Task requirements
Your task is to reproduce exactly the lines from the line with "What text is on this page?" through the end of the records below.

'''

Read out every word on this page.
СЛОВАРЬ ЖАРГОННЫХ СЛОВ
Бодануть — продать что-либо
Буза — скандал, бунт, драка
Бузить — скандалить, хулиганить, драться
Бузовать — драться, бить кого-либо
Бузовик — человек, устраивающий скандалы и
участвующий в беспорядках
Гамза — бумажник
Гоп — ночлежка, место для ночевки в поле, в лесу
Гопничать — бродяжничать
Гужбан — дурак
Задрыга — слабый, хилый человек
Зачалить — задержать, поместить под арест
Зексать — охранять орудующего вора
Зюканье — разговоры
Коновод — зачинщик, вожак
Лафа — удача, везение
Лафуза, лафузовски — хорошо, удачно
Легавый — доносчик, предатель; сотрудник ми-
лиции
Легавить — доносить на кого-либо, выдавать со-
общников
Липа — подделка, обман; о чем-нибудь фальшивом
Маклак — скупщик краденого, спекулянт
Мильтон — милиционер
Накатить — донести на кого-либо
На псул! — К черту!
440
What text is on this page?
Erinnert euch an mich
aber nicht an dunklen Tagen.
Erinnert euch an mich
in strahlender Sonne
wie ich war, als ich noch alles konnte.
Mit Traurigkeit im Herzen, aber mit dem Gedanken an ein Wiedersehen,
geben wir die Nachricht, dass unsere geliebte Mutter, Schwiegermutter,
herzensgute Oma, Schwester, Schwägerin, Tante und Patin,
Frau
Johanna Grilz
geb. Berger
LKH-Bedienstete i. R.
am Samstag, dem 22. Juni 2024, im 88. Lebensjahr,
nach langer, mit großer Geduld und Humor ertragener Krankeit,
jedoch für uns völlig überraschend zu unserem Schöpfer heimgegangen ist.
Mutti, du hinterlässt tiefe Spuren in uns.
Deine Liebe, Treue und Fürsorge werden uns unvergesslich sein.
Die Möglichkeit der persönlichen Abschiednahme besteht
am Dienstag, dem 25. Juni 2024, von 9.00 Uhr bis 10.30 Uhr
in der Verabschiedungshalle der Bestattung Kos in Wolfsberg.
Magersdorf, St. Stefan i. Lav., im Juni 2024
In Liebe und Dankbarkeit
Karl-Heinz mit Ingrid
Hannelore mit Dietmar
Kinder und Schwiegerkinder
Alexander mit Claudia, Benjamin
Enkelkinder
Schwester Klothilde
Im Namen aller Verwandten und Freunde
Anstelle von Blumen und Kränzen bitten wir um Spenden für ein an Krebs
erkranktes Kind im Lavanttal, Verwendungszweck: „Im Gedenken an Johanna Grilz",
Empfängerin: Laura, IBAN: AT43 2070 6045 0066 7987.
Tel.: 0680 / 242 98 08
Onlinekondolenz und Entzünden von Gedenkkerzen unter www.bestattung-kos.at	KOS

'''

Result of this exercise
What text is on this page?
Erinnert euch an mich
aber nicht an dunklen Tagen.
Erinnert euch an mich
in strahlender Sonne
wie ich war, als ich noch alles konnte.
Mit Traurigkeit im Herzen, aber mit dem Gedanken an ein Wiedersehen,
geben wir die Nachricht, dass unsere geliebte Mutter, Schwiegermutter,
herzensgute Oma, Schwester, Schwägerin, Tante und Patin,
Frau
Johanna Grilz
geb. Berger
LKH-Bedienstete i. R.
am Samstag, dem 22. Juni 2024, im 88. Lebensjahr,
nach langer, mit großer Geduld und Humor ertragener Krankeit,
jedoch für uns völlig überraschend zu unserem Schöpfer heimgegangen ist.
Mutti, du hinterlässt tiefe Spuren in uns.
Deine Liebe, Treue und Fürsorge werden uns unvergesslich sein.
Die Möglichkeit der persönlichen Abschiednahme besteht
am Dienstag, dem 25. Juni 2024, von 9.00 Uhr bis 10.30 Uhr
in der Verabschiedungshalle der Bestattung Kos in Wolfsberg.
Magersdorf, St. Stefan i. Lav., im Juni 2024
In Liebe und Dankbarkeit
Karl-Heinz mit Ingrid
Hannelore mit Dietmar
Kinder und Schwiegerkinder
Alexander mit Claudia, Benjamin
Enkelkinder
Schwester Klothilde
Im Namen aller Verwandten und Freunde
Anstelle von Blumen und Kränzen bitten wir um Spenden für ein an Krebs
erkranktes Kind im Lavanttal, Verwendungszweck: „Im Gedenken an Johanna Grilz",
Empfängerin: Laura, IBAN: AT43 2070 6045 0066 7987.
Tel.: 0680 / 242 98 08
Onlinekondolenz und Entzünden von Gedenkkerzen unter www.bestattung-kos.at	KOS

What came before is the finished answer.